■ **PROBLEM TO SOLVE**: Find the lines containing "content" and say how many there are, with no other words.

■ **DATA SUPPLIED**:

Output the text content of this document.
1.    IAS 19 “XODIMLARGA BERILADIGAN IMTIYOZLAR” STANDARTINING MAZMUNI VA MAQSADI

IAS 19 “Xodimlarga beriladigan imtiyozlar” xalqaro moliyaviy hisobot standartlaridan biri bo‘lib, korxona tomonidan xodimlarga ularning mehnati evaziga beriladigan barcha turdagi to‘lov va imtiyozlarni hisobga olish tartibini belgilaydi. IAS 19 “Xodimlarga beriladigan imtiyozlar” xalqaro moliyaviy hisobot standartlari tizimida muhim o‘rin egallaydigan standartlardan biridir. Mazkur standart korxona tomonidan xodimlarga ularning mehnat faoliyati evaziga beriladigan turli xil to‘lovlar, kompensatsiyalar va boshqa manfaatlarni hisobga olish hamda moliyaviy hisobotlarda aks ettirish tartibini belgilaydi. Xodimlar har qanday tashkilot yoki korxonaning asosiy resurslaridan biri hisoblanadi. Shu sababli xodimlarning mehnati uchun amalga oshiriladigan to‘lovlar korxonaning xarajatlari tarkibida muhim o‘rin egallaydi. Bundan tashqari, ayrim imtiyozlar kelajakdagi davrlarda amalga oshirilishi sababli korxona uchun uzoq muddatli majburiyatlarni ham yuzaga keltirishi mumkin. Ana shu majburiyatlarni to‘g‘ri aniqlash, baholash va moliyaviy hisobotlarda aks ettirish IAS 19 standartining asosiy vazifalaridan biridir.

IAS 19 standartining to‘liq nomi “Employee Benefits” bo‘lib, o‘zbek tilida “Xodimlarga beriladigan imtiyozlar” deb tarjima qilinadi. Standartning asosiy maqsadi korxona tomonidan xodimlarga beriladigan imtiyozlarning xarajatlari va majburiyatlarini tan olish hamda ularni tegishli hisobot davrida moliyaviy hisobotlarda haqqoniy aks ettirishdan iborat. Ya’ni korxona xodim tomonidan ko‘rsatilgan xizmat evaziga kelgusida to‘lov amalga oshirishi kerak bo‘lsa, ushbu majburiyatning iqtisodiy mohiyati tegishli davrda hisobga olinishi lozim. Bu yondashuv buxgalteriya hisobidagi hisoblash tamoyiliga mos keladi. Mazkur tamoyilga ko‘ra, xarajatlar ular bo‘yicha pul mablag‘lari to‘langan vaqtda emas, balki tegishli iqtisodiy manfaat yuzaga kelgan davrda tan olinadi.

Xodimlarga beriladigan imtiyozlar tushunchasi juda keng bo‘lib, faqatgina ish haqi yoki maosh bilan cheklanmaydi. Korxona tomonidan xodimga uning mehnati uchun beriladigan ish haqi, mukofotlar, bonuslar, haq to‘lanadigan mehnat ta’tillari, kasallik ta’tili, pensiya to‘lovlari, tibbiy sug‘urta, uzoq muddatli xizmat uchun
==
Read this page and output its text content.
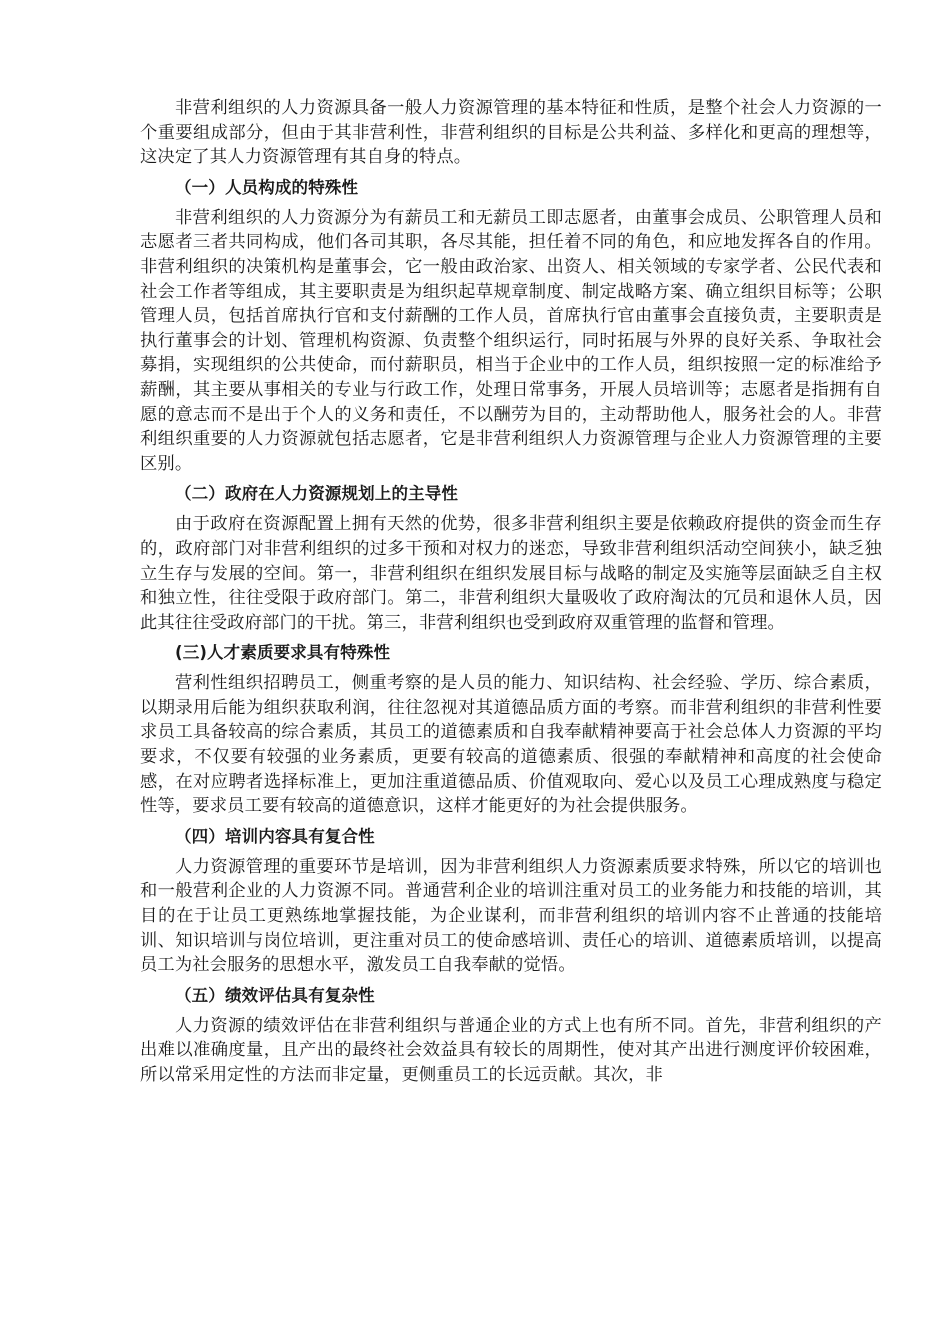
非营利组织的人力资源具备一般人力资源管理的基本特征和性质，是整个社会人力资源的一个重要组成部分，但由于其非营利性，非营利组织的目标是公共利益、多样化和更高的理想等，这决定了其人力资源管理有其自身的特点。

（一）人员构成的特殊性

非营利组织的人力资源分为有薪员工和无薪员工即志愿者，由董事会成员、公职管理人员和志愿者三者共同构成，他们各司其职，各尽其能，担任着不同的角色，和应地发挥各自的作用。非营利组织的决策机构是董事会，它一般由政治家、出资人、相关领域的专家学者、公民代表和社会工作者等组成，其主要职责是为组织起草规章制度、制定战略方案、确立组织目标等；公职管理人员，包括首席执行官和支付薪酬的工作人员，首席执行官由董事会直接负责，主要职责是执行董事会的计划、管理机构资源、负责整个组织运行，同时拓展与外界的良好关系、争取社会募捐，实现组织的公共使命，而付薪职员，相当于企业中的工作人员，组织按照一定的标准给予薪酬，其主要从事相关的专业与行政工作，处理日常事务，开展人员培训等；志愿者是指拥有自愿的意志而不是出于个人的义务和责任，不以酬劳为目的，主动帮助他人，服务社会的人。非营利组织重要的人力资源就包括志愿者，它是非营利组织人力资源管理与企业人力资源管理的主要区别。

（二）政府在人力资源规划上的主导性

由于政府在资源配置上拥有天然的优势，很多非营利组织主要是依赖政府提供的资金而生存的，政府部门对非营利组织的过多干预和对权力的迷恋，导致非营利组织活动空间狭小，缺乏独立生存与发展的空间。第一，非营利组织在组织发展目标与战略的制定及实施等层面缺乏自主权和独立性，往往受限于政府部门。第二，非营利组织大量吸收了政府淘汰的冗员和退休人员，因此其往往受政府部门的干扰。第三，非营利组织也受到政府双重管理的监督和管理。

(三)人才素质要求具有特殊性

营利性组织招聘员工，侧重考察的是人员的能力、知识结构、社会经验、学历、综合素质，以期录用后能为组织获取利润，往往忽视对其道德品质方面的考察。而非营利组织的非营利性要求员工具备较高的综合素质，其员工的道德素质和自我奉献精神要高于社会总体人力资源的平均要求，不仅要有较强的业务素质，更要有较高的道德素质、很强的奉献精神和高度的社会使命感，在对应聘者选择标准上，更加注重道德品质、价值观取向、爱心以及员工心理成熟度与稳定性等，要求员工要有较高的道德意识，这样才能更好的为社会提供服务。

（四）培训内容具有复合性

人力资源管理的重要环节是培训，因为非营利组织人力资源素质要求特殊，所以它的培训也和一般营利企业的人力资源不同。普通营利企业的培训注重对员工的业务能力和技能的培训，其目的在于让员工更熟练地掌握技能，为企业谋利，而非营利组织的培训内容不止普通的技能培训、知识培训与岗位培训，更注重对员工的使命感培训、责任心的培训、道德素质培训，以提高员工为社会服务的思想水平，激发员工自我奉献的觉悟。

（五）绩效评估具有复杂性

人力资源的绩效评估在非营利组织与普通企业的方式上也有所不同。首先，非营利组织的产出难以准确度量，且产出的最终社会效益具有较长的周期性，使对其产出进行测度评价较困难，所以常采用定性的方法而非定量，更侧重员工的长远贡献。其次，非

■ **ANSWER FOR THE TASK**: 2